Please return the full listing below without altering anything.

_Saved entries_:
start

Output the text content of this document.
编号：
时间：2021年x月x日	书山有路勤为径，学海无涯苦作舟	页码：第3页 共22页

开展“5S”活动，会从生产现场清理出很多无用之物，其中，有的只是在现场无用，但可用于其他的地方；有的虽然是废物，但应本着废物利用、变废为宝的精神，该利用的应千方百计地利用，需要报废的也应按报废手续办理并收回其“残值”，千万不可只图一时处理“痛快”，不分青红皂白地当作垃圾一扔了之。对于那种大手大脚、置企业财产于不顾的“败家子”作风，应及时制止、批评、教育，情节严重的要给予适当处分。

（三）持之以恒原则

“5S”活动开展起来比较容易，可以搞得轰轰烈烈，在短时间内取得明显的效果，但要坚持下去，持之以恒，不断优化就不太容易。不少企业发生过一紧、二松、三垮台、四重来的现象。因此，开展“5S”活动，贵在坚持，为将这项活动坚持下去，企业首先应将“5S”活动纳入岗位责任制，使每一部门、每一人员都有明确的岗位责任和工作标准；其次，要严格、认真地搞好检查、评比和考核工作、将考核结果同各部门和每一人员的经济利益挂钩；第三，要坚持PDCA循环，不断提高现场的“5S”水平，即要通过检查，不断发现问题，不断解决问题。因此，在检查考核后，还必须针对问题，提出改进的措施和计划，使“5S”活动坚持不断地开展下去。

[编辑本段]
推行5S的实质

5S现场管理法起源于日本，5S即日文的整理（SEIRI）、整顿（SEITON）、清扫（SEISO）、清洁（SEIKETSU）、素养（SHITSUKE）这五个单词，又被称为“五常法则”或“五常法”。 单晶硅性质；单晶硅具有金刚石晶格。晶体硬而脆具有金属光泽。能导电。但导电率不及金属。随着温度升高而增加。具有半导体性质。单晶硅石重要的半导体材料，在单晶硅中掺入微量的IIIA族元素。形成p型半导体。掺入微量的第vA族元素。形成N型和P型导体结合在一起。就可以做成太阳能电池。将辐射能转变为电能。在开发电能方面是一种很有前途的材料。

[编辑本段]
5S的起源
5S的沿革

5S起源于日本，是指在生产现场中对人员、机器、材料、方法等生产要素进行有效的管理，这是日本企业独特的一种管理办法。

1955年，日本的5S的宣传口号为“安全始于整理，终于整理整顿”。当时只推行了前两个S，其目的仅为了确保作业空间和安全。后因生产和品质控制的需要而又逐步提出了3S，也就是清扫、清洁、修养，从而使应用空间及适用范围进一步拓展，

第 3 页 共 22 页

end

_EXERCISE SOLUTION_:
Output the text content of this document.
编号：
时间：2021年x月x日	书山有路勤为径，学海无涯苦作舟	页码：第3页 共22页

开展“5S”活动，会从生产现场清理出很多无用之物，其中，有的只是在现场无用，但可用于其他的地方；有的虽然是废物，但应本着废物利用、变废为宝的精神，该利用的应千方百计地利用，需要报废的也应按报废手续办理并收回其“残值”，千万不可只图一时处理“痛快”，不分青红皂白地当作垃圾一扔了之。对于那种大手大脚、置企业财产于不顾的“败家子”作风，应及时制止、批评、教育，情节严重的要给予适当处分。

（三）持之以恒原则

“5S”活动开展起来比较容易，可以搞得轰轰烈烈，在短时间内取得明显的效果，但要坚持下去，持之以恒，不断优化就不太容易。不少企业发生过一紧、二松、三垮台、四重来的现象。因此，开展“5S”活动，贵在坚持，为将这项活动坚持下去，企业首先应将“5S”活动纳入岗位责任制，使每一部门、每一人员都有明确的岗位责任和工作标准；其次，要严格、认真地搞好检查、评比和考核工作、将考核结果同各部门和每一人员的经济利益挂钩；第三，要坚持PDCA循环，不断提高现场的“5S”水平，即要通过检查，不断发现问题，不断解决问题。因此，在检查考核后，还必须针对问题，提出改进的措施和计划，使“5S”活动坚持不断地开展下去。

[编辑本段]
推行5S的实质

5S现场管理法起源于日本，5S即日文的整理（SEIRI）、整顿（SEITON）、清扫（SEISO）、清洁（SEIKETSU）、素养（SHITSUKE）这五个单词，又被称为“五常法则”或“五常法”。 单晶硅性质；单晶硅具有金刚石晶格。晶体硬而脆具有金属光泽。能导电。但导电率不及金属。随着温度升高而增加。具有半导体性质。单晶硅石重要的半导体材料，在单晶硅中掺入微量的IIIA族元素。形成p型半导体。掺入微量的第vA族元素。形成N型和P型导体结合在一起。就可以做成太阳能电池。将辐射能转变为电能。在开发电能方面是一种很有前途的材料。

[编辑本段]
5S的起源
5S的沿革

5S起源于日本，是指在生产现场中对人员、机器、材料、方法等生产要素进行有效的管理，这是日本企业独特的一种管理办法。

1955年，日本的5S的宣传口号为“安全始于整理，终于整理整顿”。当时只推行了前两个S，其目的仅为了确保作业空间和安全。后因生产和品质控制的需要而又逐步提出了3S，也就是清扫、清洁、修养，从而使应用空间及适用范围进一步拓展，

第 3 页 共 22 页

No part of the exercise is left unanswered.